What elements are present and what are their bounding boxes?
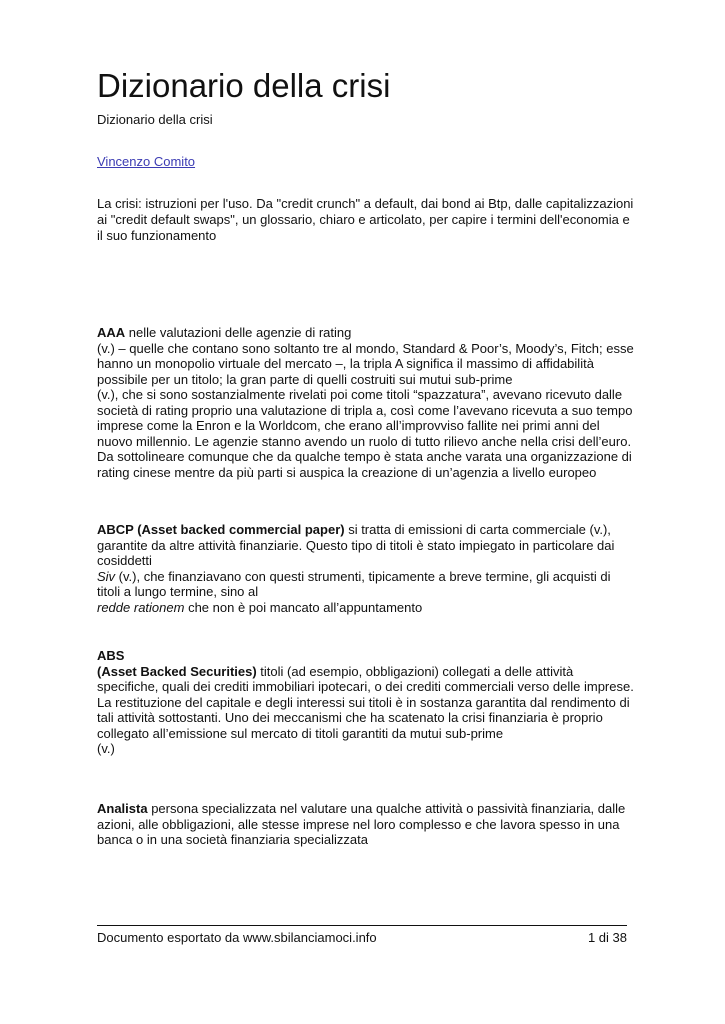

* * *

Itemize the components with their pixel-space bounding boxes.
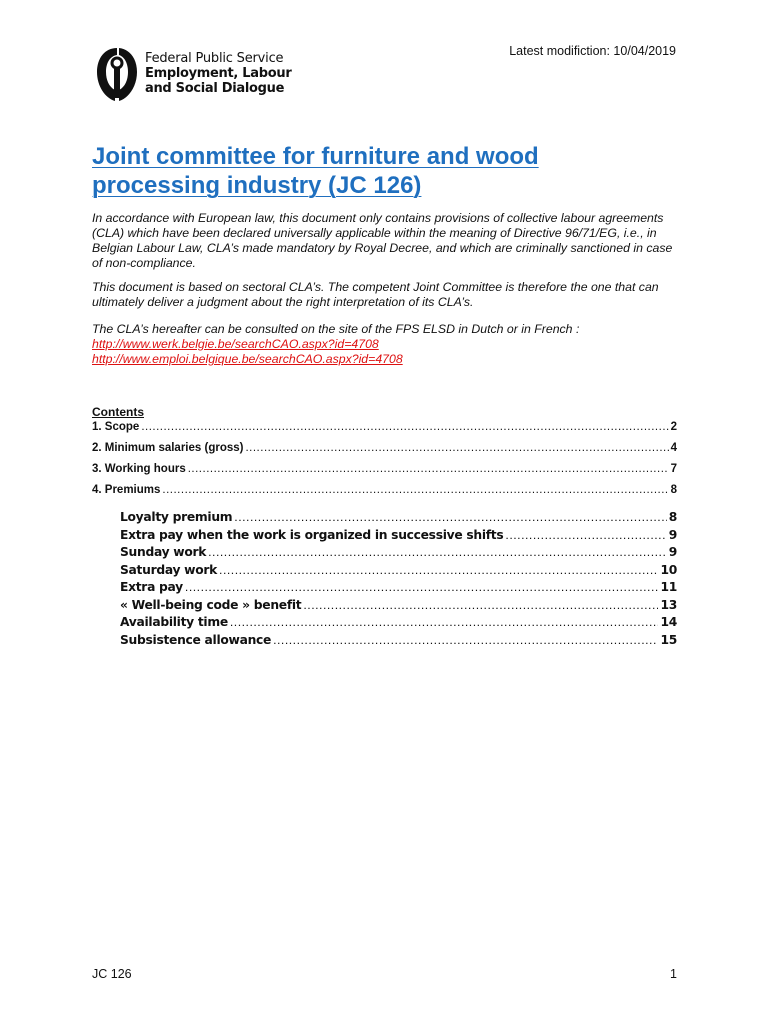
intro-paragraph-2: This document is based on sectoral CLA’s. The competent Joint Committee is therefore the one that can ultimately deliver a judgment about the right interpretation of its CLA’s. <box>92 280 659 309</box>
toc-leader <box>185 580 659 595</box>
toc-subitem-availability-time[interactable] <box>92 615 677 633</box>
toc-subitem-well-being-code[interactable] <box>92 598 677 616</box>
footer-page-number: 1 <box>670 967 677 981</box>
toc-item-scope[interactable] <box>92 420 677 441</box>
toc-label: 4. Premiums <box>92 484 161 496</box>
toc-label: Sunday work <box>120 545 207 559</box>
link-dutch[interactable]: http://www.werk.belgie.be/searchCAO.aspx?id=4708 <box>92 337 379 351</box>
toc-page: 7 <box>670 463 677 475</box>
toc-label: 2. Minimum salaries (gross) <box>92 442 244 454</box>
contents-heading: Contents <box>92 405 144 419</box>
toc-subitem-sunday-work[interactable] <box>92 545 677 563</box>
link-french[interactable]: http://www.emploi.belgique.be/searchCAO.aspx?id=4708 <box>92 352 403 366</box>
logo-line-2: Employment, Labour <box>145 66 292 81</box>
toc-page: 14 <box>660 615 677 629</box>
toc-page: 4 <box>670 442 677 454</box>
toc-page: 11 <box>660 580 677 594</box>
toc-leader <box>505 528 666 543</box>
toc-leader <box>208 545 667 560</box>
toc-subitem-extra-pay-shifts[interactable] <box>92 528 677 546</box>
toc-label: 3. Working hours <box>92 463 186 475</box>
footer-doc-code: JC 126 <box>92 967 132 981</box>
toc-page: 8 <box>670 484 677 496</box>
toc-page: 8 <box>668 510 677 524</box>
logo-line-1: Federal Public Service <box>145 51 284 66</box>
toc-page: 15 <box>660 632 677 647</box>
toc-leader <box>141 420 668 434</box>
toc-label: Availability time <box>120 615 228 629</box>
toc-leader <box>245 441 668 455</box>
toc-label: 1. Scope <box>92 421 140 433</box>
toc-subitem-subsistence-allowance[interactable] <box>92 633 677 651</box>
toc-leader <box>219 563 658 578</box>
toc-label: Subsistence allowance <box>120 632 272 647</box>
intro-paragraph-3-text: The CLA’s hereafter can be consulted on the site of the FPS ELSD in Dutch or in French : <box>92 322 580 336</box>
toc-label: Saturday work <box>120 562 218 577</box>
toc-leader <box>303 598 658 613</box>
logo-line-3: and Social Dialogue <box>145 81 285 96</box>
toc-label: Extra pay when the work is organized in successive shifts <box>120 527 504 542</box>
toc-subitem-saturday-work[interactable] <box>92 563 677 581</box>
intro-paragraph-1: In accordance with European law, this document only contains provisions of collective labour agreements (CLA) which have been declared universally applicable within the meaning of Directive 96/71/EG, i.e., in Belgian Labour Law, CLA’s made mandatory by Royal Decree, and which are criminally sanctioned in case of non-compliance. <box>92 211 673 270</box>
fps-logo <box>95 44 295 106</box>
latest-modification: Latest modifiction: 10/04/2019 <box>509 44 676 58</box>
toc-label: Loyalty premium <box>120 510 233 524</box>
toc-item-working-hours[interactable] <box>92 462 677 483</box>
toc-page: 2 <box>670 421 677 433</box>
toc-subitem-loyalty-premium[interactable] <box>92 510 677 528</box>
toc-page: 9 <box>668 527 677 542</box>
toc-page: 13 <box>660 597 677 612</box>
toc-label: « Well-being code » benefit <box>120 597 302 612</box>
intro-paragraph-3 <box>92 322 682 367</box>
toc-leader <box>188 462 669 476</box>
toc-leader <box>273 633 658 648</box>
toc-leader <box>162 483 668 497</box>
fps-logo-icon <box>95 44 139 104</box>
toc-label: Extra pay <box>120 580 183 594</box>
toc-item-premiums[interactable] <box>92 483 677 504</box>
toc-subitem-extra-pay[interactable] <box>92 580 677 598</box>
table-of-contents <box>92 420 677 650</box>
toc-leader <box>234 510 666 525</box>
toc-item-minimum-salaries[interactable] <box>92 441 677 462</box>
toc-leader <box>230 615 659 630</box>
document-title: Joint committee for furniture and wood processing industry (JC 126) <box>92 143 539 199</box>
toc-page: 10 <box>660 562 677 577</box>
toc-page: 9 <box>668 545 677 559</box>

[Exercise goal]: Format the records from the line with "Itemize the components" to the line with "toc-leader <box>141 420 668 434</box>", both included, as a Markdown table with the columns No. and Entry. Number each row, skip blank lines, and leave out the pictures.

[Result for this exercise]:
| No. | Entry |
|---|---|
| 1 | Itemize the components with their pixel-space bounding boxes. |
| 2 | intro-paragraph-2: This document is based on sectoral CLA’s. The competent Joint Committee is therefore the one that can ultimately deliver a judgment about the right interpretation of its CLA’s. <box>92 280 659 309</box> |
| 3 | toc-leader <box>185 580 659 595</box> |
| 4 | toc-subitem-availability-time[interactable] <box>92 615 677 633</box> |
| 5 | toc-subitem-well-being-code[interactable] <box>92 598 677 616</box> |
| 6 | footer-page-number: 1 <box>670 967 677 981</box> |
| 7 | toc-item-scope[interactable] <box>92 420 677 441</box> |
| 8 | toc-label: 4. Premiums <box>92 484 161 496</box> |
| 9 | toc-label: Sunday work <box>120 545 207 559</box> |
| 10 | link-dutch[interactable]: http://www.werk.belgie.be/searchCAO.aspx?id=4708 <box>92 337 379 351</box> |
| 11 | toc-page: 7 <box>670 463 677 475</box> |
| 12 | toc-label: 2. Minimum salaries (gross) <box>92 442 244 454</box> |
| 13 | contents-heading: Contents <box>92 405 144 419</box> |
| 14 | toc-subitem-sunday-work[interactable] <box>92 545 677 563</box> |
| 15 | link-french[interactable]: http://www.emploi.belgique.be/searchCAO.aspx?id=4708 <box>92 352 403 366</box> |
| 16 | logo-line-2: Employment, Labour <box>145 66 292 81</box> |
| 17 | toc-page: 14 <box>660 615 677 629</box> |
| 18 | toc-page: 4 <box>670 442 677 454</box> |
| 19 | toc-page: 11 <box>660 580 677 594</box> |
| 20 | toc-leader <box>505 528 666 543</box> |
| 21 | toc-leader <box>208 545 667 560</box> |
| 22 | toc-subitem-extra-pay-shifts[interactable] <box>92 528 677 546</box> |
| 23 | toc-label: 3. Working hours <box>92 463 186 475</box> |
| 24 | footer-doc-code: JC 126 <box>92 967 132 981</box> |
| 25 | toc-page: 8 <box>670 484 677 496</box> |
| 26 | toc-page: 8 <box>668 510 677 524</box> |
| 27 | logo-line-1: Federal Public Service <box>145 51 284 66</box> |
| 28 | toc-page: 15 <box>660 632 677 647</box> |
| 29 | toc-leader <box>141 420 668 434</box> |